Exactly repeat all the records below, omitting the images they hold.

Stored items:
►
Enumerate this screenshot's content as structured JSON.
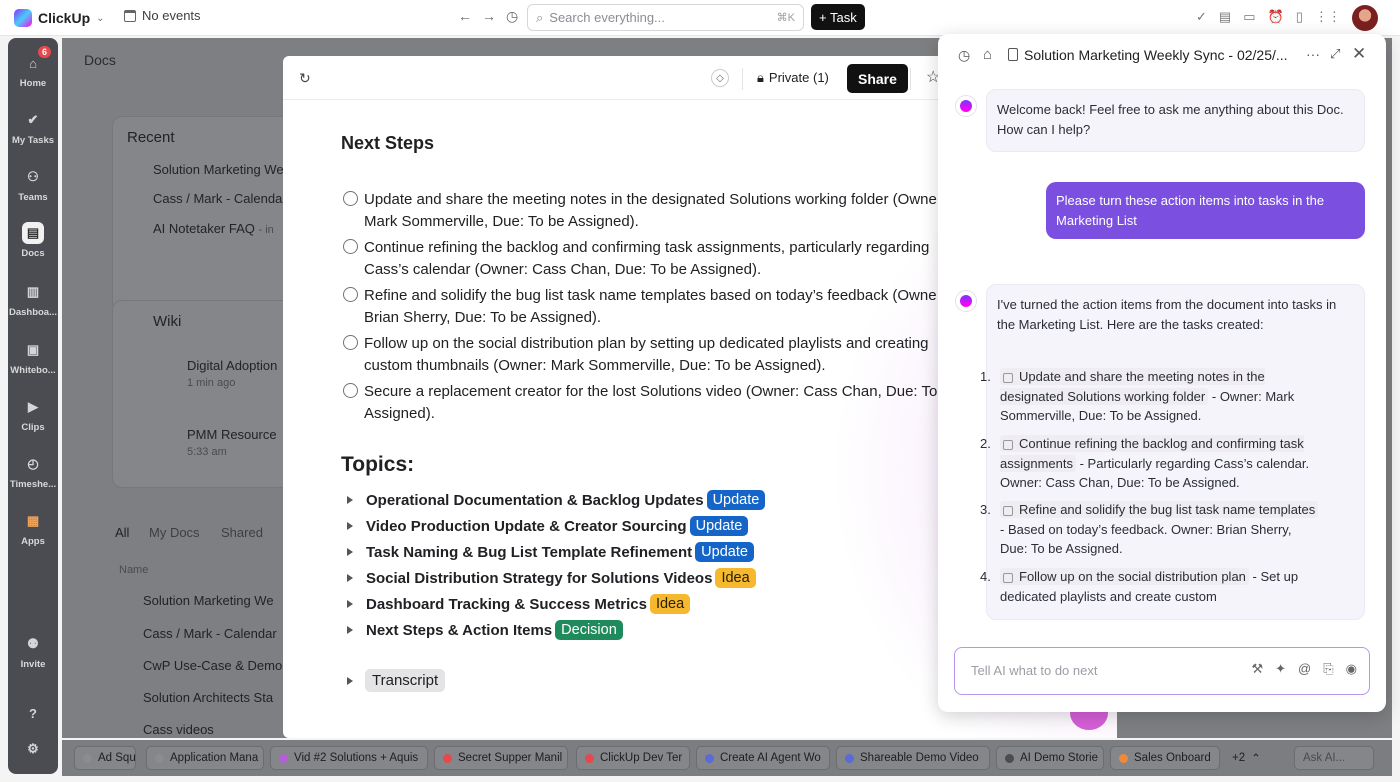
{
  "topbar": {
    "app_name": "ClickUp",
    "events": "No events",
    "search_placeholder": "Search everything...",
    "search_shortcut": "⌘K",
    "task_button": "+ Task"
  },
  "rail": {
    "home": "Home",
    "home_badge": "6",
    "my_tasks": "My Tasks",
    "teams": "Teams",
    "docs": "Docs",
    "dashboards": "Dashboa...",
    "whiteboards": "Whitebo...",
    "clips": "Clips",
    "timesheets": "Timeshe...",
    "apps": "Apps",
    "invite": "Invite"
  },
  "background": {
    "docs_title": "Docs",
    "recent_title": "Recent",
    "recent_items": [
      "Solution Marketing We",
      "Cass / Mark - Calenda",
      "AI Notetaker FAQ"
    ],
    "recent_item3_suffix": "- in",
    "wiki_title": "Wiki",
    "wiki_cards": [
      {
        "title": "Digital Adoption",
        "time": "1 min ago"
      },
      {
        "title": "PMM Resource",
        "time": "5:33 am"
      }
    ],
    "filter_tabs": [
      "All",
      "My Docs",
      "Shared"
    ],
    "name_header": "Name",
    "doc_rows": [
      "Solution Marketing We",
      "Cass / Mark - Calendar",
      "CwP Use-Case & Demo",
      "Solution Architects Sta",
      "Cass videos"
    ]
  },
  "bottom_tabs": [
    {
      "label": "Ad Squ",
      "color": "#8c8c8c"
    },
    {
      "label": "Application Mana",
      "color": "#8c8c8c"
    },
    {
      "label": "Vid #2 Solutions + Aquis",
      "color": "#b45fd6"
    },
    {
      "label": "Secret Supper Manil",
      "color": "#e5484d"
    },
    {
      "label": "ClickUp Dev Ter",
      "color": "#e5484d"
    },
    {
      "label": "Create AI Agent Wo",
      "color": "#5b6bd6"
    },
    {
      "label": "Shareable Demo Video",
      "color": "#5b6bd6"
    },
    {
      "label": "AI Demo Storie",
      "color": "#4a4c51"
    },
    {
      "label": "Sales Onboard",
      "color": "#f08a3a"
    },
    {
      "label": "+2",
      "color": ""
    },
    {
      "label": "Ask AI...",
      "color": ""
    }
  ],
  "doc": {
    "privacy": "Private (1)",
    "share": "Share",
    "next_steps_heading": "Next Steps",
    "steps": [
      [
        "Update and share the meeting notes in the designated Solutions working folder (Owne",
        "Mark Sommerville, Due: To be Assigned)."
      ],
      [
        "Continue refining the backlog and confirming task assignments, particularly regarding",
        "Cass’s calendar (Owner: Cass Chan, Due: To be Assigned)."
      ],
      [
        "Refine and solidify the bug list task name templates based on today’s feedback (Owne",
        "Brian Sherry, Due: To be Assigned)."
      ],
      [
        "Follow up on the social distribution plan by setting up dedicated playlists and creating",
        "custom thumbnails (Owner: Mark Sommerville, Due: To be Assigned)."
      ],
      [
        "Secure a replacement creator for the lost Solutions video (Owner: Cass Chan, Due: To",
        "Assigned)."
      ]
    ],
    "topics_heading": "Topics:",
    "topics": [
      {
        "title": "Operational Documentation & Backlog Updates",
        "tag": "Update",
        "kind": "update"
      },
      {
        "title": "Video Production Update & Creator Sourcing",
        "tag": "Update",
        "kind": "update"
      },
      {
        "title": "Task Naming & Bug List Template Refinement",
        "tag": "Update",
        "kind": "update"
      },
      {
        "title": "Social Distribution Strategy for Solutions Videos",
        "tag": "Idea",
        "kind": "idea"
      },
      {
        "title": "Dashboard Tracking & Success Metrics",
        "tag": "Idea",
        "kind": "idea"
      },
      {
        "title": "Next Steps & Action Items",
        "tag": "Decision",
        "kind": "decision"
      }
    ],
    "transcript": "Transcript"
  },
  "ai_panel": {
    "title": "Solution Marketing Weekly Sync - 02/25/...",
    "welcome": "Welcome back! Feel free to ask me anything about this Doc. How can I help?",
    "user_message": "Please turn these action items into tasks in the Marketing List",
    "response_intro": "I've turned the action items from the document into tasks in the Marketing List. Here are the tasks created:",
    "tasks": [
      {
        "num": "1.",
        "name": "Update and share the meeting notes in the designated Solutions working folder",
        "rest": "- Owner: Mark Sommerville, Due: To be Assigned."
      },
      {
        "num": "2.",
        "name": "Continue refining the backlog and confirming task assignments",
        "rest": "- Particularly regarding Cass’s calendar. Owner: Cass Chan, Due: To be Assigned."
      },
      {
        "num": "3.",
        "name": "Refine and solidify the bug list task name templates",
        "rest": "- Based on today’s feedback. Owner: Brian Sherry, Due: To be Assigned."
      },
      {
        "num": "4.",
        "name": "Follow up on the social distribution plan",
        "rest": "- Set up dedicated playlists and create custom"
      }
    ],
    "input_placeholder": "Tell AI what to do next"
  }
}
◄
# [PROBLEM SOLUTION]
Enumerate this screenshot's content as structured JSON.
{
  "topbar": {
    "app_name": "ClickUp",
    "events": "No events",
    "search_placeholder": "Search everything...",
    "search_shortcut": "⌘K",
    "task_button": "+ Task"
  },
  "rail": {
    "home": "Home",
    "home_badge": "6",
    "my_tasks": "My Tasks",
    "teams": "Teams",
    "docs": "Docs",
    "dashboards": "Dashboa...",
    "whiteboards": "Whitebo...",
    "clips": "Clips",
    "timesheets": "Timeshe...",
    "apps": "Apps",
    "invite": "Invite"
  },
  "background": {
    "docs_title": "Docs",
    "recent_title": "Recent",
    "recent_items": [
      "Solution Marketing We",
      "Cass / Mark - Calenda",
      "AI Notetaker FAQ"
    ],
    "recent_item3_suffix": "- in",
    "wiki_title": "Wiki",
    "wiki_cards": [
      {
        "title": "Digital Adoption",
        "time": "1 min ago"
      },
      {
        "title": "PMM Resource",
        "time": "5:33 am"
      }
    ],
    "filter_tabs": [
      "All",
      "My Docs",
      "Shared"
    ],
    "name_header": "Name",
    "doc_rows": [
      "Solution Marketing We",
      "Cass / Mark - Calendar",
      "CwP Use-Case & Demo",
      "Solution Architects Sta",
      "Cass videos"
    ]
  },
  "bottom_tabs": [
    {
      "label": "Ad Squ",
      "color": "#8c8c8c"
    },
    {
      "label": "Application Mana",
      "color": "#8c8c8c"
    },
    {
      "label": "Vid #2 Solutions + Aquis",
      "color": "#b45fd6"
    },
    {
      "label": "Secret Supper Manil",
      "color": "#e5484d"
    },
    {
      "label": "ClickUp Dev Ter",
      "color": "#e5484d"
    },
    {
      "label": "Create AI Agent Wo",
      "color": "#5b6bd6"
    },
    {
      "label": "Shareable Demo Video",
      "color": "#5b6bd6"
    },
    {
      "label": "AI Demo Storie",
      "color": "#4a4c51"
    },
    {
      "label": "Sales Onboard",
      "color": "#f08a3a"
    },
    {
      "label": "+2",
      "color": ""
    },
    {
      "label": "Ask AI...",
      "color": ""
    }
  ],
  "doc": {
    "privacy": "Private (1)",
    "share": "Share",
    "next_steps_heading": "Next Steps",
    "steps": [
      [
        "Update and share the meeting notes in the designated Solutions working folder (Owne",
        "Mark Sommerville, Due: To be Assigned)."
      ],
      [
        "Continue refining the backlog and confirming task assignments, particularly regarding",
        "Cass’s calendar (Owner: Cass Chan, Due: To be Assigned)."
      ],
      [
        "Refine and solidify the bug list task name templates based on today’s feedback (Owne",
        "Brian Sherry, Due: To be Assigned)."
      ],
      [
        "Follow up on the social distribution plan by setting up dedicated playlists and creating",
        "custom thumbnails (Owner: Mark Sommerville, Due: To be Assigned)."
      ],
      [
        "Secure a replacement creator for the lost Solutions video (Owner: Cass Chan, Due: To",
        "Assigned)."
      ]
    ],
    "topics_heading": "Topics:",
    "topics": [
      {
        "title": "Operational Documentation & Backlog Updates",
        "tag": "Update",
        "kind": "update"
      },
      {
        "title": "Video Production Update & Creator Sourcing",
        "tag": "Update",
        "kind": "update"
      },
      {
        "title": "Task Naming & Bug List Template Refinement",
        "tag": "Update",
        "kind": "update"
      },
      {
        "title": "Social Distribution Strategy for Solutions Videos",
        "tag": "Idea",
        "kind": "idea"
      },
      {
        "title": "Dashboard Tracking & Success Metrics",
        "tag": "Idea",
        "kind": "idea"
      },
      {
        "title": "Next Steps & Action Items",
        "tag": "Decision",
        "kind": "decision"
      }
    ],
    "transcript": "Transcript"
  },
  "ai_panel": {
    "title": "Solution Marketing Weekly Sync - 02/25/...",
    "welcome": "Welcome back! Feel free to ask me anything about this Doc. How can I help?",
    "user_message": "Please turn these action items into tasks in the Marketing List",
    "response_intro": "I've turned the action items from the document into tasks in the Marketing List. Here are the tasks created:",
    "tasks": [
      {
        "num": "1.",
        "name": "Update and share the meeting notes in the designated Solutions working folder",
        "rest": "- Owner: Mark Sommerville, Due: To be Assigned."
      },
      {
        "num": "2.",
        "name": "Continue refining the backlog and confirming task assignments",
        "rest": "- Particularly regarding Cass’s calendar. Owner: Cass Chan, Due: To be Assigned."
      },
      {
        "num": "3.",
        "name": "Refine and solidify the bug list task name templates",
        "rest": "- Based on today’s feedback. Owner: Brian Sherry, Due: To be Assigned."
      },
      {
        "num": "4.",
        "name": "Follow up on the social distribution plan",
        "rest": "- Set up dedicated playlists and create custom"
      }
    ],
    "input_placeholder": "Tell AI what to do next"
  }
}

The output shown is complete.